## BEGIN INPUT RECORDS
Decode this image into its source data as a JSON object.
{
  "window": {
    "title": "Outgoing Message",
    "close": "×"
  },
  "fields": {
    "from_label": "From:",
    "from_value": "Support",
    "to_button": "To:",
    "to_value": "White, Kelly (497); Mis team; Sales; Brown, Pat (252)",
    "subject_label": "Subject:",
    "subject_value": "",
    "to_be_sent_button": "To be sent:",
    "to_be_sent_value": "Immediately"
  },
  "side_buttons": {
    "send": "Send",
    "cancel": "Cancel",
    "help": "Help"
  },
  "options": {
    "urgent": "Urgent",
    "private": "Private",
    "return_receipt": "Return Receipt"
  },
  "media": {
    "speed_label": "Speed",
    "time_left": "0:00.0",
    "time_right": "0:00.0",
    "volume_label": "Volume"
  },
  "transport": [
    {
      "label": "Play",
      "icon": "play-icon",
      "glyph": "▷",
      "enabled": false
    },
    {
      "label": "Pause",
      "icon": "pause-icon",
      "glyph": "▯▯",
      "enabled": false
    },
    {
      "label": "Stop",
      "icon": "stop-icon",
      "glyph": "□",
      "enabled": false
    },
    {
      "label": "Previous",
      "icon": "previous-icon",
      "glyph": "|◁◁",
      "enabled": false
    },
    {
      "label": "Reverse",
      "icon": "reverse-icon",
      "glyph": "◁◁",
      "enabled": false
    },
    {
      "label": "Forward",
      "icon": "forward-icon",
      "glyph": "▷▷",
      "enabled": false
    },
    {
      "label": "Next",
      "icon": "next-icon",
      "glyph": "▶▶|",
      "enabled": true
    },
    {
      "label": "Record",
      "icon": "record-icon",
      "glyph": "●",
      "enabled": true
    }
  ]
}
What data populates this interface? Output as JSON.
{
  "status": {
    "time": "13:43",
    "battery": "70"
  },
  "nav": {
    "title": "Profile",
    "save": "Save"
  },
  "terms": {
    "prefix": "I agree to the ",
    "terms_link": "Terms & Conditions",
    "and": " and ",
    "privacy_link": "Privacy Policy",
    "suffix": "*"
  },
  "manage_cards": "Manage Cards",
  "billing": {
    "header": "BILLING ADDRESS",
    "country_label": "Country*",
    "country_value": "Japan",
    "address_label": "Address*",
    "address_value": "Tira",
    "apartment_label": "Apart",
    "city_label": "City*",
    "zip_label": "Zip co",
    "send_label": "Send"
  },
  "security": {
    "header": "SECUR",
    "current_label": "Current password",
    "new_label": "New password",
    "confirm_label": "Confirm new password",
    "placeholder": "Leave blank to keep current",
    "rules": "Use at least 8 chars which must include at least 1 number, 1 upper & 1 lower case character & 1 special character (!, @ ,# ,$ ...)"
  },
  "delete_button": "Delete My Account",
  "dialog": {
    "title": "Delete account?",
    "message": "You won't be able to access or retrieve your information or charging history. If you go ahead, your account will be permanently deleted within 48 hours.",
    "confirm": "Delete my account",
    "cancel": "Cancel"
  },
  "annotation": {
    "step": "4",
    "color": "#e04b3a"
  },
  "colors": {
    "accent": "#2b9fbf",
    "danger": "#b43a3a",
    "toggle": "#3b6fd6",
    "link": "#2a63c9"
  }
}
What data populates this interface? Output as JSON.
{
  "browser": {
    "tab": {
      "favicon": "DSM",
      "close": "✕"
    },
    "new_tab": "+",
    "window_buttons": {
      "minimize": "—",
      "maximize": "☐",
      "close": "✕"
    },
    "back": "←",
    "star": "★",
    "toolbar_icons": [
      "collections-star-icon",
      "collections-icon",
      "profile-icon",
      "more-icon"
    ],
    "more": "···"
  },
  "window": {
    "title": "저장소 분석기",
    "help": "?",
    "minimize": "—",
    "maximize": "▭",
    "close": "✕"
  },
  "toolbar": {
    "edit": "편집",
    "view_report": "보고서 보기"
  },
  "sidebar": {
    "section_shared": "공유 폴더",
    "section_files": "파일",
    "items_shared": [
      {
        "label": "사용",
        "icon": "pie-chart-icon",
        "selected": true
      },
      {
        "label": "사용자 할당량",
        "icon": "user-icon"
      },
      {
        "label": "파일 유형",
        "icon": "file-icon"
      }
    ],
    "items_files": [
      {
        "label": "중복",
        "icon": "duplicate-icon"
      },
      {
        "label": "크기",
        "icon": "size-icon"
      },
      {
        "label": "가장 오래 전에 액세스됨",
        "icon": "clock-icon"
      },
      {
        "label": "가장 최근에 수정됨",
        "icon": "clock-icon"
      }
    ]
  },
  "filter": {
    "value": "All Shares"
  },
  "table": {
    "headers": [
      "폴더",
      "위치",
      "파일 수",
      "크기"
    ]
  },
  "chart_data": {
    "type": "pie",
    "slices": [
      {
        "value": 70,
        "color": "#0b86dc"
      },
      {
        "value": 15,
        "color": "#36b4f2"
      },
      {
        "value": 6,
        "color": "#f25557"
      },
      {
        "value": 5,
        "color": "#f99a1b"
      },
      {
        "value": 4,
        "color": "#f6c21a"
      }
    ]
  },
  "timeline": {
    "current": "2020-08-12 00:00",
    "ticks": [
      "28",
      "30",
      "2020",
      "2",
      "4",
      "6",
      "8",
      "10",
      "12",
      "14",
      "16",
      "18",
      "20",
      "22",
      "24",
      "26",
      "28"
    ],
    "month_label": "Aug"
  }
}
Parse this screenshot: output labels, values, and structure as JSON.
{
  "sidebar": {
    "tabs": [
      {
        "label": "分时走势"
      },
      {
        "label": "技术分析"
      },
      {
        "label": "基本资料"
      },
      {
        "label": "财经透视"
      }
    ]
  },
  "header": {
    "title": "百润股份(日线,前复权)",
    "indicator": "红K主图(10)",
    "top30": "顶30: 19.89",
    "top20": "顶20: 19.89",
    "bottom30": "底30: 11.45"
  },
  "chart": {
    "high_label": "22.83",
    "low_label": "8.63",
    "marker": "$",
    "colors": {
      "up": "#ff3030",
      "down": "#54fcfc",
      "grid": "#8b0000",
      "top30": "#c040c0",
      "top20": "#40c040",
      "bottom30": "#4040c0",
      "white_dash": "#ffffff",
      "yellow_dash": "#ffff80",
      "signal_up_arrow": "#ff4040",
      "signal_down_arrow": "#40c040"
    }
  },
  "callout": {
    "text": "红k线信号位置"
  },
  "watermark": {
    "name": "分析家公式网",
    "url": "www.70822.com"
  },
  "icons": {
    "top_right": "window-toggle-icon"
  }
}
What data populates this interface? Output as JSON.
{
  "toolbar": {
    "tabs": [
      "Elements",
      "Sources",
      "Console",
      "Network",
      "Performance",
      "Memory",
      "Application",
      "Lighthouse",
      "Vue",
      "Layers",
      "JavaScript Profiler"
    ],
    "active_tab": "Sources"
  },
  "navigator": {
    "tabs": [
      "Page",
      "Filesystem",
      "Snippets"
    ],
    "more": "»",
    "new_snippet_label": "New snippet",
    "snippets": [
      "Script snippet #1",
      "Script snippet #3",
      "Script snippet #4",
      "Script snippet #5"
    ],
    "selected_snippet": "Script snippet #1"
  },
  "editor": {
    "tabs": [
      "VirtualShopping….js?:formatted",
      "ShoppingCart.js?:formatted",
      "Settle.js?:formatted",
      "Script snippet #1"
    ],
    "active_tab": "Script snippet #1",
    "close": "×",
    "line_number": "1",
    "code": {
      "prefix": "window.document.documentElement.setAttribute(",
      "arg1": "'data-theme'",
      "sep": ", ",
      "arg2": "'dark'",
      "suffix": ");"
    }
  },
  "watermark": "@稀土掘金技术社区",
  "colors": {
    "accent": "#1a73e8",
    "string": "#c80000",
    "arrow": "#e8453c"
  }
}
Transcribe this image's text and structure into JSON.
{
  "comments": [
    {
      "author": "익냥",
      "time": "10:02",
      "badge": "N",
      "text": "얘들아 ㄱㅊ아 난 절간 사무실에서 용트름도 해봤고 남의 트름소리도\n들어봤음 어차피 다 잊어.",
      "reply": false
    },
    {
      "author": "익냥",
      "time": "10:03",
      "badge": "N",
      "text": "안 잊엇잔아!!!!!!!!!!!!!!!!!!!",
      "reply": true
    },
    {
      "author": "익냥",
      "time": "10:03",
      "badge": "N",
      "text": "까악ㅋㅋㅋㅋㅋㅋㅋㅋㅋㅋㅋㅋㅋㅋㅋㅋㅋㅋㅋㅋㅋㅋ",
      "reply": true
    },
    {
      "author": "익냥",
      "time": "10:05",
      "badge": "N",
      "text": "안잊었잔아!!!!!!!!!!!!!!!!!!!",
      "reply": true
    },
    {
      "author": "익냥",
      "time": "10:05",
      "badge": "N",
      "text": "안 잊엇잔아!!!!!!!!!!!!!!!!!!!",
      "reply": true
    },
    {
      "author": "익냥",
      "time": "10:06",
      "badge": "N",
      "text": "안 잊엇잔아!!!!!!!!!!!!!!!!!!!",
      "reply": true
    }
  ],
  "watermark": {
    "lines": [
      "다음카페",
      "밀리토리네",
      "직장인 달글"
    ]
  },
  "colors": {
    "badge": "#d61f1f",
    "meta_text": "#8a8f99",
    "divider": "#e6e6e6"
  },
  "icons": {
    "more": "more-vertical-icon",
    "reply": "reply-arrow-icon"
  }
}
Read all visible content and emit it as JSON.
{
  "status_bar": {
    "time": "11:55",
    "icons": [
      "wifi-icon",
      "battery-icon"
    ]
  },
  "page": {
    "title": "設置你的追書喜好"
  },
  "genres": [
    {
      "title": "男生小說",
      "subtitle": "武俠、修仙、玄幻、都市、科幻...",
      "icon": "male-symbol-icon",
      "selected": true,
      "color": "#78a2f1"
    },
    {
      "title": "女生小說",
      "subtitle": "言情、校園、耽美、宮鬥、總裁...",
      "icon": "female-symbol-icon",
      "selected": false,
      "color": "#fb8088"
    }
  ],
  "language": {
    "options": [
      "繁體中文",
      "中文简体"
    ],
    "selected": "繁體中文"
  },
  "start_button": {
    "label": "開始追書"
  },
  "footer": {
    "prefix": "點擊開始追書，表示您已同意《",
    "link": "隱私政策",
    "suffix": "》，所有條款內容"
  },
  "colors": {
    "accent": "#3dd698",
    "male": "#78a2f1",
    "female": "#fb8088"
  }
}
## END INPUT RECORDS
■ **WHAT IS ASKED**: Find each line in the records holding the string "more" and show it.

■ **SOLUTION FOR THIS PROBLEM**:
      "more-icon"
    "more": "···"
    "more": "»",
    "more": "more-vertical-icon",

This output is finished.